> GOAL OF THE EXERCISE
Please rewrite these lines with "bounding box" renamed to "enclosing box" throughout, changing nothing else.
** start of DATA FOR THIS EXERCISE **
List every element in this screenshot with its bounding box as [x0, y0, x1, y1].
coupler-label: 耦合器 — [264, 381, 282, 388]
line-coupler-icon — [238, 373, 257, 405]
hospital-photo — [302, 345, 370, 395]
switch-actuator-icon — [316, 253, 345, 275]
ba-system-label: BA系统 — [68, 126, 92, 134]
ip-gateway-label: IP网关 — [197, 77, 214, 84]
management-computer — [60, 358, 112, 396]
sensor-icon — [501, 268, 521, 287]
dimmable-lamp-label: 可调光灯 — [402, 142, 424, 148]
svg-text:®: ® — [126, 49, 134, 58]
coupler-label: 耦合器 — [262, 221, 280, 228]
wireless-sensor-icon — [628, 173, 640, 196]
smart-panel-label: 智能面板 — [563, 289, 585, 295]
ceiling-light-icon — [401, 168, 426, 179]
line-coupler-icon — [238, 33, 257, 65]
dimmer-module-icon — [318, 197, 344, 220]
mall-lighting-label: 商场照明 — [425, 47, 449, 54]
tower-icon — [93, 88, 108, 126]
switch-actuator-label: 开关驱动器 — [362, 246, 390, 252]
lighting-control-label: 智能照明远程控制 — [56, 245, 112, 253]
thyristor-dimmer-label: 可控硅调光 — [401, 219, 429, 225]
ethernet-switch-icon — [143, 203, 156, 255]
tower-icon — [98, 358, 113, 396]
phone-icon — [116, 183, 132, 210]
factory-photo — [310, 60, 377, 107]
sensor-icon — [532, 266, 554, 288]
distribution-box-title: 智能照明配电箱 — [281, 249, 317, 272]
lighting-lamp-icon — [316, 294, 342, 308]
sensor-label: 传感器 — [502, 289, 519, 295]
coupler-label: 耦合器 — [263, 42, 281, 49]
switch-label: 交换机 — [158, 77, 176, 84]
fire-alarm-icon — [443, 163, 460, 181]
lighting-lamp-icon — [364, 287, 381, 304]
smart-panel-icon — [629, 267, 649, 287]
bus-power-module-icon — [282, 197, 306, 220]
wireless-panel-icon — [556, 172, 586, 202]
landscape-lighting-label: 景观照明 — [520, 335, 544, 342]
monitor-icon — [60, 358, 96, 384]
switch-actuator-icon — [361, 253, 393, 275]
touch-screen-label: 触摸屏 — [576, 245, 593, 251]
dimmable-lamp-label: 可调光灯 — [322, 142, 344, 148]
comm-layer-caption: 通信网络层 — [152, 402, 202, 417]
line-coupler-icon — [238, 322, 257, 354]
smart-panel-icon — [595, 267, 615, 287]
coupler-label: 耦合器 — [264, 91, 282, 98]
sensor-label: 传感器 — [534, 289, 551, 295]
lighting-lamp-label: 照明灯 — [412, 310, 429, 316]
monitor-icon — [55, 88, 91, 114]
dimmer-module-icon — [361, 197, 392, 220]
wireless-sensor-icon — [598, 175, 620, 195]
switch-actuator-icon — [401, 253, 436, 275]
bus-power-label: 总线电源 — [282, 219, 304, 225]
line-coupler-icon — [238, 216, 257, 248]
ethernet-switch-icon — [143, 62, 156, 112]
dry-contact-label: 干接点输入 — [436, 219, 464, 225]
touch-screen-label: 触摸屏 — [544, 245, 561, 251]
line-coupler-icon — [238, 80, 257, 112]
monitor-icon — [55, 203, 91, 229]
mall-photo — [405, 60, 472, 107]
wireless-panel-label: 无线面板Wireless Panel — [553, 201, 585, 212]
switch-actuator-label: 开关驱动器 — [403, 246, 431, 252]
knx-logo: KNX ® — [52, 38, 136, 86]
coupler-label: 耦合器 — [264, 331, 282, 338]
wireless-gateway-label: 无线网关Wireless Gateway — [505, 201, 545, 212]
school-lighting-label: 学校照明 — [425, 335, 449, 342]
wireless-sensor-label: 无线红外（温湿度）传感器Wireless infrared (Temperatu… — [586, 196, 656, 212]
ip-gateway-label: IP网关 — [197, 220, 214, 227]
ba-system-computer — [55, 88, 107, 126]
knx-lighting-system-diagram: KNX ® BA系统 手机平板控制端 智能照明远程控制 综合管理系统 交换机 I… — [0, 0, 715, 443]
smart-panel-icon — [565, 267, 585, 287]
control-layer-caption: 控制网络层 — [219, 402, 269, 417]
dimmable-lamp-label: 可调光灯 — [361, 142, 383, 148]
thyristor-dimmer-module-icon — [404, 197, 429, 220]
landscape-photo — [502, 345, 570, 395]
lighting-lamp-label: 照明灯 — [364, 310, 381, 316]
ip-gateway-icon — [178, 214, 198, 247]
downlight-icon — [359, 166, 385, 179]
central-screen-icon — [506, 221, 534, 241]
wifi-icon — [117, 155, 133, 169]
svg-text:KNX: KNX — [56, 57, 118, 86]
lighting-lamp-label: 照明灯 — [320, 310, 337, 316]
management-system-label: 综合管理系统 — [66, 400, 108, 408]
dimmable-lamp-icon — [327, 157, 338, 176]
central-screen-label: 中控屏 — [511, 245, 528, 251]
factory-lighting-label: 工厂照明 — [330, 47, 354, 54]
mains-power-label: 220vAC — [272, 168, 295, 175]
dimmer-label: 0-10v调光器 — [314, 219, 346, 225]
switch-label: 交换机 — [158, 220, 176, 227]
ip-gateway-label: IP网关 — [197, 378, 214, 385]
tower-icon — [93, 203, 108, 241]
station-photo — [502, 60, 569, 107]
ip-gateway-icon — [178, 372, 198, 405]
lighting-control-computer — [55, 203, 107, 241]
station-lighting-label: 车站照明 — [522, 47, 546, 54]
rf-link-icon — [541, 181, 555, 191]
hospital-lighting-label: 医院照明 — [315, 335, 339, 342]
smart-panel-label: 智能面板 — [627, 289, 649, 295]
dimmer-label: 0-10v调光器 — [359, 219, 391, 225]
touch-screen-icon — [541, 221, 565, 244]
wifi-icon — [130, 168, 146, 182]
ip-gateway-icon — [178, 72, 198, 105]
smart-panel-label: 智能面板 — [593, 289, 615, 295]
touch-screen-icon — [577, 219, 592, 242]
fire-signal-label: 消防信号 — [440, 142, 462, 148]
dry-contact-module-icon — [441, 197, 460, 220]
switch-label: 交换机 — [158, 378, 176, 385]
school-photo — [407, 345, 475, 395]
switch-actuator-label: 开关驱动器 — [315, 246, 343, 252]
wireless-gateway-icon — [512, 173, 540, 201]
** end of DATA FOR THIS EXERCISE **
> PROBLEM SOLUTION
List every element in this screenshot with its enclosing box as [x0, y0, x1, y1].
coupler-label: 耦合器 — [264, 381, 282, 388]
line-coupler-icon — [238, 373, 257, 405]
hospital-photo — [302, 345, 370, 395]
switch-actuator-icon — [316, 253, 345, 275]
ba-system-label: BA系统 — [68, 126, 92, 134]
ip-gateway-label: IP网关 — [197, 77, 214, 84]
management-computer — [60, 358, 112, 396]
sensor-icon — [501, 268, 521, 287]
dimmable-lamp-label: 可调光灯 — [402, 142, 424, 148]
svg-text:®: ® — [126, 49, 134, 58]
coupler-label: 耦合器 — [262, 221, 280, 228]
wireless-sensor-icon — [628, 173, 640, 196]
smart-panel-label: 智能面板 — [563, 289, 585, 295]
ceiling-light-icon — [401, 168, 426, 179]
line-coupler-icon — [238, 33, 257, 65]
dimmer-module-icon — [318, 197, 344, 220]
mall-lighting-label: 商场照明 — [425, 47, 449, 54]
tower-icon — [93, 88, 108, 126]
switch-actuator-label: 开关驱动器 — [362, 246, 390, 252]
lighting-control-label: 智能照明远程控制 — [56, 245, 112, 253]
thyristor-dimmer-label: 可控硅调光 — [401, 219, 429, 225]
ethernet-switch-icon — [143, 203, 156, 255]
tower-icon — [98, 358, 113, 396]
phone-icon — [116, 183, 132, 210]
factory-photo — [310, 60, 377, 107]
sensor-icon — [532, 266, 554, 288]
distribution-box-title: 智能照明配电箱 — [281, 249, 317, 272]
lighting-lamp-icon — [316, 294, 342, 308]
sensor-label: 传感器 — [502, 289, 519, 295]
coupler-label: 耦合器 — [263, 42, 281, 49]
switch-label: 交换机 — [158, 77, 176, 84]
fire-alarm-icon — [443, 163, 460, 181]
lighting-lamp-icon — [364, 287, 381, 304]
smart-panel-icon — [629, 267, 649, 287]
bus-power-module-icon — [282, 197, 306, 220]
wireless-panel-icon — [556, 172, 586, 202]
landscape-lighting-label: 景观照明 — [520, 335, 544, 342]
monitor-icon — [60, 358, 96, 384]
switch-actuator-icon — [361, 253, 393, 275]
touch-screen-label: 触摸屏 — [576, 245, 593, 251]
dimmable-lamp-label: 可调光灯 — [322, 142, 344, 148]
comm-layer-caption: 通信网络层 — [152, 402, 202, 417]
line-coupler-icon — [238, 322, 257, 354]
smart-panel-icon — [595, 267, 615, 287]
coupler-label: 耦合器 — [264, 91, 282, 98]
sensor-label: 传感器 — [534, 289, 551, 295]
lighting-lamp-label: 照明灯 — [412, 310, 429, 316]
monitor-icon — [55, 88, 91, 114]
dimmer-module-icon — [361, 197, 392, 220]
wireless-sensor-icon — [598, 175, 620, 195]
switch-actuator-icon — [401, 253, 436, 275]
bus-power-label: 总线电源 — [282, 219, 304, 225]
line-coupler-icon — [238, 216, 257, 248]
ethernet-switch-icon — [143, 62, 156, 112]
dry-contact-label: 干接点输入 — [436, 219, 464, 225]
touch-screen-label: 触摸屏 — [544, 245, 561, 251]
line-coupler-icon — [238, 80, 257, 112]
monitor-icon — [55, 203, 91, 229]
mall-photo — [405, 60, 472, 107]
wireless-panel-label: 无线面板Wireless Panel — [553, 201, 585, 212]
switch-actuator-label: 开关驱动器 — [403, 246, 431, 252]
knx-logo: KNX ® — [52, 38, 136, 86]
coupler-label: 耦合器 — [264, 331, 282, 338]
wireless-gateway-label: 无线网关Wireless Gateway — [505, 201, 545, 212]
school-lighting-label: 学校照明 — [425, 335, 449, 342]
wireless-sensor-label: 无线红外（温湿度）传感器Wireless infrared (Temperatu… — [586, 196, 656, 212]
ip-gateway-label: IP网关 — [197, 220, 214, 227]
ba-system-computer — [55, 88, 107, 126]
knx-lighting-system-diagram: KNX ® BA系统 手机平板控制端 智能照明远程控制 综合管理系统 交换机 I… — [0, 0, 715, 443]
smart-panel-icon — [565, 267, 585, 287]
control-layer-caption: 控制网络层 — [219, 402, 269, 417]
dimmable-lamp-label: 可调光灯 — [361, 142, 383, 148]
thyristor-dimmer-module-icon — [404, 197, 429, 220]
landscape-photo — [502, 345, 570, 395]
lighting-lamp-label: 照明灯 — [364, 310, 381, 316]
ip-gateway-icon — [178, 214, 198, 247]
downlight-icon — [359, 166, 385, 179]
central-screen-icon — [506, 221, 534, 241]
wifi-icon — [117, 155, 133, 169]
svg-text:KNX: KNX — [56, 57, 118, 86]
lighting-lamp-label: 照明灯 — [320, 310, 337, 316]
management-system-label: 综合管理系统 — [66, 400, 108, 408]
dimmable-lamp-icon — [327, 157, 338, 176]
central-screen-label: 中控屏 — [511, 245, 528, 251]
factory-lighting-label: 工厂照明 — [330, 47, 354, 54]
mains-power-label: 220vAC — [272, 168, 295, 175]
dimmer-label: 0-10v调光器 — [314, 219, 346, 225]
switch-label: 交换机 — [158, 220, 176, 227]
ip-gateway-label: IP网关 — [197, 378, 214, 385]
tower-icon — [93, 203, 108, 241]
station-photo — [502, 60, 569, 107]
ip-gateway-icon — [178, 372, 198, 405]
lighting-control-computer — [55, 203, 107, 241]
station-lighting-label: 车站照明 — [522, 47, 546, 54]
rf-link-icon — [541, 181, 555, 191]
hospital-lighting-label: 医院照明 — [315, 335, 339, 342]
smart-panel-label: 智能面板 — [627, 289, 649, 295]
dimmer-label: 0-10v调光器 — [359, 219, 391, 225]
touch-screen-icon — [541, 221, 565, 244]
wifi-icon — [130, 168, 146, 182]
ip-gateway-icon — [178, 72, 198, 105]
smart-panel-label: 智能面板 — [593, 289, 615, 295]
touch-screen-icon — [577, 219, 592, 242]
fire-signal-label: 消防信号 — [440, 142, 462, 148]
dry-contact-module-icon — [441, 197, 460, 220]
switch-label: 交换机 — [158, 378, 176, 385]
school-photo — [407, 345, 475, 395]
switch-actuator-label: 开关驱动器 — [315, 246, 343, 252]
wireless-gateway-icon — [512, 173, 540, 201]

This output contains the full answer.